** START OF PAGE EXTRACT **
# Best ways to make sour cream?



## Lorelai (Oct 25, 2010)

My starting point - raw cream (separated using a cream separator) from goat milk. We separate a few times a month, getting 3-6 quarts of cream per separation. I've made butter successfully, using my KitchenAid mixer. My next most often bought dairy product that I'd like to make is sour cream. I'd prefer to make it in a way that most resembles organic store bought sour cream in flavor and texture - I usually buy Nancy's Organic version. I know that I probably won't end up with that same thickness, but if I can get the flavor right I won't care too much about that. I'd prefer to find a good reusable starter culture, because all of my attempts to do yogurt by using store bought cultured yogurt have fallen pretty flat (milk that smells like yogurt). 

I've read through a lot of threads that suggest using store bought cultured yogurt or buttermilk to make a sour cream like product. I'd rather not do it that way, partly because of my aforementioned yogurt failures, and because my Co-op no longer carries organic buttermilk. Plus, like I said, I'd rather get something that tastes close to what I'm used to - my family never could convince me that plain yogurt was a good substitute. I ran across this culture in a previous thread, and I'm curious about how many pints of cream it will culture. Or, if you have one that you use that you think is better, more cost efficient, etc. 

Thanks in advance!


----------



## suzyhomemaker09 (Sep 24, 2004)

From the site you linked ...

http://www.culturesforhealth.com/flora-danica-mesophilic-culture.html

This is what I use...it will make quite a few batches of sour cream and will also make a fine chevre if you care to add a few drops of rennet along with it.

Link to a blog with directions for making....

http://www.withallyourlife.com/2013/05/homemade-sour-cream.html


----------



## Lorelai (Oct 25, 2010)

Thank you! In the Q&A on that product, they suggest that this culture you linked to or the one I linked to can be used practically interchangeably, at least for making cultured butter. I also bookmarked the blog link so I'll have it when I need it - thanks for the directions! I've always had a hard time getting yogurt to thicken, but hopefully by using a real culture I'll bypass this problem. And if it works, then I'll be ready to buy my yogurt culture.


----------



## suzyhomemaker09 (Sep 24, 2004)

Goats milk yogurt is notorious for not thickening like traditional store bought...you can always strain it and make Greek style yogurt and it will be thicker.


----------



## Lorelai (Oct 25, 2010)

I wasn't expecting thick yogurt, but pretty much all I got was milk that smelled like yogurt, like it didn't thicken at all. Ah well, I'll keep trying.


----------
** END OF PAGE EXTRACT **
** START OF EXTRACTED RECORDS **
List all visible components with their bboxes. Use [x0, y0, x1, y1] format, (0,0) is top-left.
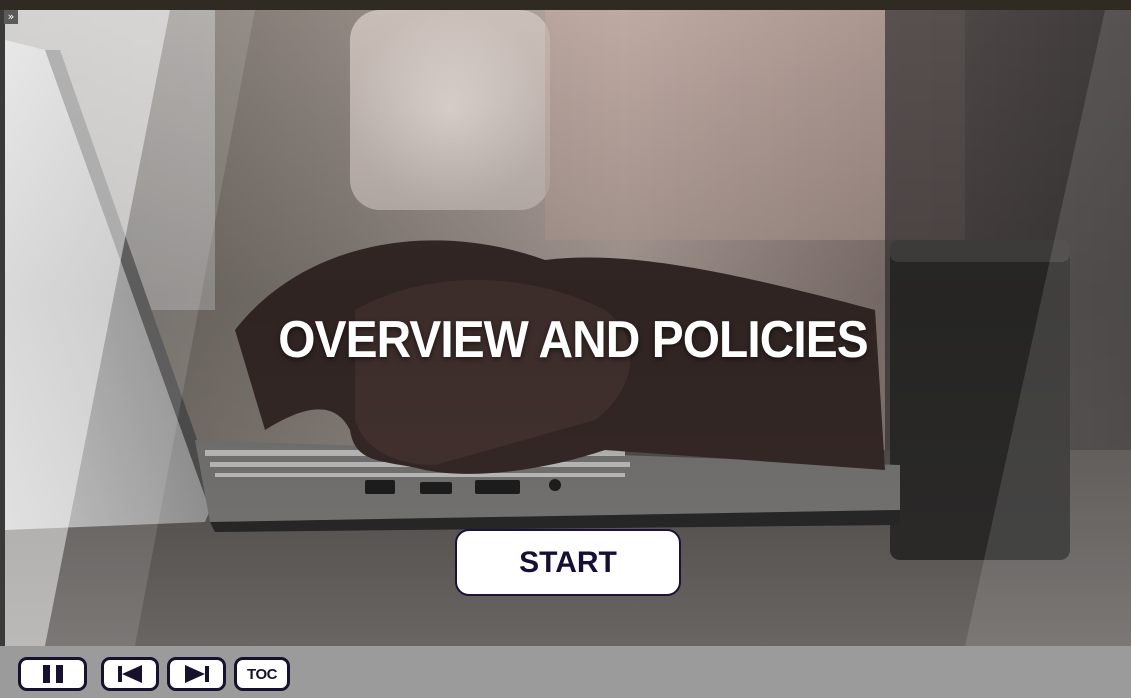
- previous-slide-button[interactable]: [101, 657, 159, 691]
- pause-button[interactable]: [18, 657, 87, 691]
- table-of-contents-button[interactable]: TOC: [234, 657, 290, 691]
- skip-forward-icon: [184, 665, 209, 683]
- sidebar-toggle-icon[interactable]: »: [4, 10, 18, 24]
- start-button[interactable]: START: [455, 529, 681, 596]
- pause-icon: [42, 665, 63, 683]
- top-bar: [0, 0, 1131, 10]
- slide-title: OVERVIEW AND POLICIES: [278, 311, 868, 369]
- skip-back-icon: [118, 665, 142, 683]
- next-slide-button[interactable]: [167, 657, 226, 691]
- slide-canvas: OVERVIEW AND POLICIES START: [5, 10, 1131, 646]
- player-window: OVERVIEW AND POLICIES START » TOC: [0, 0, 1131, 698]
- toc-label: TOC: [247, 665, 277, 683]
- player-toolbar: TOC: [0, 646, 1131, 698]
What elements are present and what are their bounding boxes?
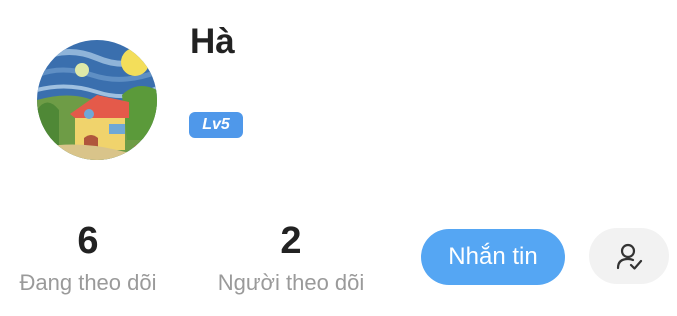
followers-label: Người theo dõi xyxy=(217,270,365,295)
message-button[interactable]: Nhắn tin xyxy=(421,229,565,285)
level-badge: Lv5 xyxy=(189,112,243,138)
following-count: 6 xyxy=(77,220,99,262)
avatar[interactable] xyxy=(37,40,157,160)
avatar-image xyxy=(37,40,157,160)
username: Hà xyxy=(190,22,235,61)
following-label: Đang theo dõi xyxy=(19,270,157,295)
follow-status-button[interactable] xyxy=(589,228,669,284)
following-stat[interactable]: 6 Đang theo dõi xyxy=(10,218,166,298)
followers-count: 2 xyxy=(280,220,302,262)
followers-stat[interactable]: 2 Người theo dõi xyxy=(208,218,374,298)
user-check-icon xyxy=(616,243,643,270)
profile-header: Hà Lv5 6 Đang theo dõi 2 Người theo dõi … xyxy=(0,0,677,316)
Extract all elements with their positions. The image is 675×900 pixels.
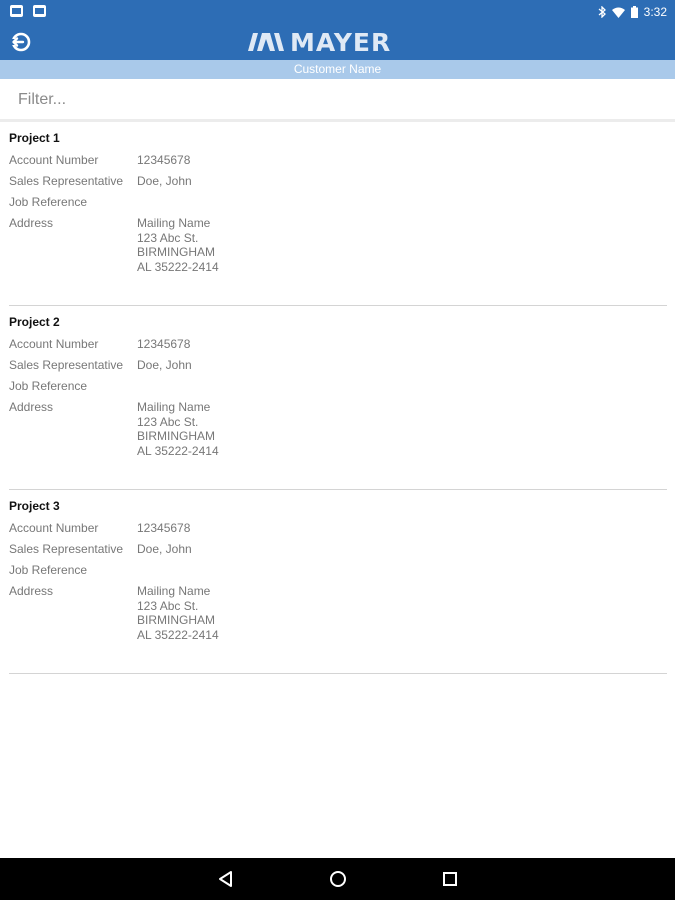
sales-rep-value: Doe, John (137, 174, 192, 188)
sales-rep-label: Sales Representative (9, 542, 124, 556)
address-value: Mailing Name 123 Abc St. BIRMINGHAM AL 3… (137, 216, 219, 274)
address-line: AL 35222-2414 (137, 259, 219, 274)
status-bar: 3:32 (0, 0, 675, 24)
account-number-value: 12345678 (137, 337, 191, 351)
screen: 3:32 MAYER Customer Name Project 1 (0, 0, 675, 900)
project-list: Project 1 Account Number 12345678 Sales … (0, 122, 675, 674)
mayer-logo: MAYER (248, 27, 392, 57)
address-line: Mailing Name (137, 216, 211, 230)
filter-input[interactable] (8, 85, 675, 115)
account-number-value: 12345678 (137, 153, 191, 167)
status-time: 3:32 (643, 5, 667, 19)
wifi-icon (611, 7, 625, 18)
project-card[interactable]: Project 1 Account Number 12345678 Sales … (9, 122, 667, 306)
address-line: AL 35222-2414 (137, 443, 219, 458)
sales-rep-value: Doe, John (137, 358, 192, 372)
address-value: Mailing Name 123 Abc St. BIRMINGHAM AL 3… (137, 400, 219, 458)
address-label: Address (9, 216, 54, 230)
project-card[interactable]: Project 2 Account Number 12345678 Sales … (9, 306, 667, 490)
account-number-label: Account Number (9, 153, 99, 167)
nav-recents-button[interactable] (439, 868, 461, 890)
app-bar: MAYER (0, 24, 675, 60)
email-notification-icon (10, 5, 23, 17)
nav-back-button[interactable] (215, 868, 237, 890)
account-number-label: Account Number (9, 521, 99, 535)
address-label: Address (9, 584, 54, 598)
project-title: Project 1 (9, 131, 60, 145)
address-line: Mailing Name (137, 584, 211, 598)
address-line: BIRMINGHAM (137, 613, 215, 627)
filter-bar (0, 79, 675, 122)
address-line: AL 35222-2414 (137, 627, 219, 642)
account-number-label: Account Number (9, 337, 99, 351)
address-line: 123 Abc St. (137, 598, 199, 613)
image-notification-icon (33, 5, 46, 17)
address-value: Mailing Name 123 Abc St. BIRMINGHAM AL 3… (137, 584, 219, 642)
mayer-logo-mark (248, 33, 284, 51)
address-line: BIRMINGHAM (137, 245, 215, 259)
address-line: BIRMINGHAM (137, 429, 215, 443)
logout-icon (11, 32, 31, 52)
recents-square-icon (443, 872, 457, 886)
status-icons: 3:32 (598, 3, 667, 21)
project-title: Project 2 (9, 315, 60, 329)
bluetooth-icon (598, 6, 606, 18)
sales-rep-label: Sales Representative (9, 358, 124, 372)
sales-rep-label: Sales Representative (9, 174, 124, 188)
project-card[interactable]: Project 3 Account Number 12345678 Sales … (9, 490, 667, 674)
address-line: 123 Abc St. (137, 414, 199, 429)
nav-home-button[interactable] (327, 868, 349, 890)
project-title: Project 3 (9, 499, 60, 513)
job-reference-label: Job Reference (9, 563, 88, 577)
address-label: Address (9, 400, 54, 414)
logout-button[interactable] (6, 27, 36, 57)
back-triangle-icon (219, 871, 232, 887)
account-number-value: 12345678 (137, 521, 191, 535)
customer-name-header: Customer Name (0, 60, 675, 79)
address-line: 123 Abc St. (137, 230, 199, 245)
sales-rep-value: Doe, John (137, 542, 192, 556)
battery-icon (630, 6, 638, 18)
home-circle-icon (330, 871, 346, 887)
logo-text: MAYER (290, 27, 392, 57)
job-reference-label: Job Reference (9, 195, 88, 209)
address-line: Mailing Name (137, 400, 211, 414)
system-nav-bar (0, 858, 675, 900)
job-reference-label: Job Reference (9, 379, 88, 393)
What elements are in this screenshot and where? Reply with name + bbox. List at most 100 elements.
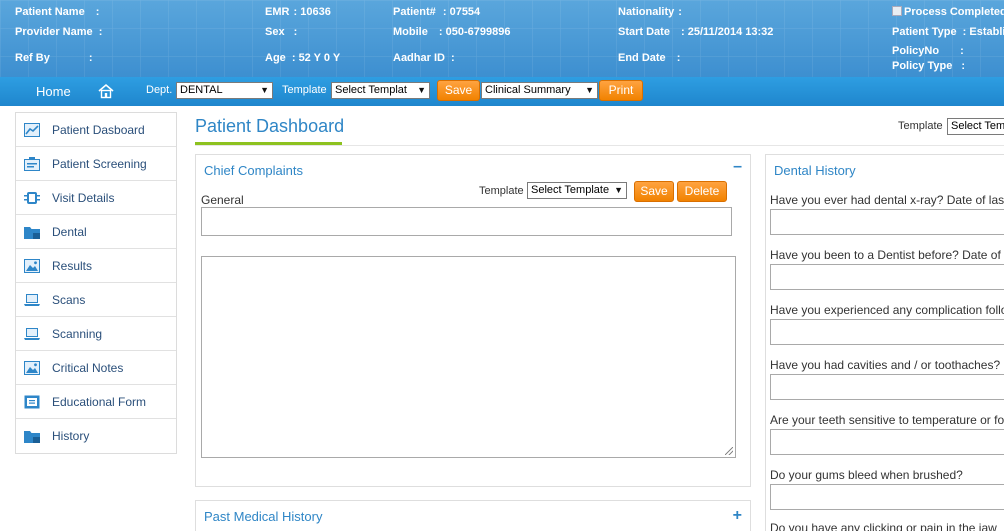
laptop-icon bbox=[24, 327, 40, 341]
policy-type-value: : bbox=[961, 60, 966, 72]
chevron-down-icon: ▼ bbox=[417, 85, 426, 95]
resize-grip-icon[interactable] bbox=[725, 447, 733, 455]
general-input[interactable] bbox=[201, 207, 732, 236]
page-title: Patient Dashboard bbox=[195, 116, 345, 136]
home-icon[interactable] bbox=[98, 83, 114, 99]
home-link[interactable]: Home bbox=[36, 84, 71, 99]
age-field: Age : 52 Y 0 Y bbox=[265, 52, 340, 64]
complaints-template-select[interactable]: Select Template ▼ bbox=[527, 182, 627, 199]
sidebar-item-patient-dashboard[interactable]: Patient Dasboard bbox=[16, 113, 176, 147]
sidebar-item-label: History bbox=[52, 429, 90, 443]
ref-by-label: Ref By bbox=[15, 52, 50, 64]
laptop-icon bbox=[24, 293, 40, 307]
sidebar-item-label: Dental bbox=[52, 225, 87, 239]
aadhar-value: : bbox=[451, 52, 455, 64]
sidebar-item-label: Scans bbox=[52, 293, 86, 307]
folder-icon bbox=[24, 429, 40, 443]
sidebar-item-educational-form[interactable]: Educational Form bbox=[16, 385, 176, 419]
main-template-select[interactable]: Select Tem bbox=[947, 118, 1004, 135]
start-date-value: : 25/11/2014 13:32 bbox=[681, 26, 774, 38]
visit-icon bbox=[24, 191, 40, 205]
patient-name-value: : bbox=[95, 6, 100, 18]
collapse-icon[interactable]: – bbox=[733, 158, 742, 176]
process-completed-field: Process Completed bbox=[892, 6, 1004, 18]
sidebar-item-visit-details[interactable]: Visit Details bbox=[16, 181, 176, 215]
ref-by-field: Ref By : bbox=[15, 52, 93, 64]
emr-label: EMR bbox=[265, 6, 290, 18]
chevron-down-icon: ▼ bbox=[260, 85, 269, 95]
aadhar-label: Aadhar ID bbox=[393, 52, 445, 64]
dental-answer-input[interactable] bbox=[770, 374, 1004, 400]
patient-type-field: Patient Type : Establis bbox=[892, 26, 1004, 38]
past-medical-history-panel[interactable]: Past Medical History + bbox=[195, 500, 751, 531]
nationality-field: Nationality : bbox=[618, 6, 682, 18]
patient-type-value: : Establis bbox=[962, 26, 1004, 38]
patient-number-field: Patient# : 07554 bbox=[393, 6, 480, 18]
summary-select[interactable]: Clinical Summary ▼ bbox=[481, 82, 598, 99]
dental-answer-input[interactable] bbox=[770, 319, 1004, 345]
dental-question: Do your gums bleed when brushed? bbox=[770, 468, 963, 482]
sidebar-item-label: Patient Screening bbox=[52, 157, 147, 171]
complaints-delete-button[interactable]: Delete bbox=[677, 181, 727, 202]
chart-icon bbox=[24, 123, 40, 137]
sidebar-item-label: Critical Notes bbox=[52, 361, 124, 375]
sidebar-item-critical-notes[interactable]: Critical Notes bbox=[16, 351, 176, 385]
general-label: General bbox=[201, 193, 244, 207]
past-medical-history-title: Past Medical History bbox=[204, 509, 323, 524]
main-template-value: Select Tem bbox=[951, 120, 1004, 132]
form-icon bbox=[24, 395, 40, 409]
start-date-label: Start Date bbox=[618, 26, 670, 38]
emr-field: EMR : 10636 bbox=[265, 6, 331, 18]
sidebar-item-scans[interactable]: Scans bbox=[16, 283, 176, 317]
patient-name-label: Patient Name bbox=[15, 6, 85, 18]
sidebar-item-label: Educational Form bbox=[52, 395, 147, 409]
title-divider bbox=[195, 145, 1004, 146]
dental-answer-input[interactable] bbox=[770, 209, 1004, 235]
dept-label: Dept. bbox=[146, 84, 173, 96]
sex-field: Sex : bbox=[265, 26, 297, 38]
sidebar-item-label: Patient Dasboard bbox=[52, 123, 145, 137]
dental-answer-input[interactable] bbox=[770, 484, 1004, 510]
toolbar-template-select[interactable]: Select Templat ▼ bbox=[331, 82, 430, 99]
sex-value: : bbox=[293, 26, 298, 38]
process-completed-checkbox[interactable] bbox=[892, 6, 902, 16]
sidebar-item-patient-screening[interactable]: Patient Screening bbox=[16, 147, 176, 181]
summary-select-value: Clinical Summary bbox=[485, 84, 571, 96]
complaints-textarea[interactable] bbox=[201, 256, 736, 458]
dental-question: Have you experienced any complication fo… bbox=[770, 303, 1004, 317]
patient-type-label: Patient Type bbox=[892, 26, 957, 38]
** END OF EXTRACTED RECORDS **
**EXERCISE TASK**
Please answer these three questions from the sour cream thread:
1. How many quarts of cream does Lorelai get per separation?
2. Which culture does suzyhomemaker09 say she uses for sour cream?
3. What does suzyhomemaker09 suggest doing to get thicker goat milk yogurt?

**FINISHED ANSWER**
1. 3-6 quarts.
2. The Flora Danica mesophilic culture from Cultures for Health.
3. Strain it to make Greek style yogurt.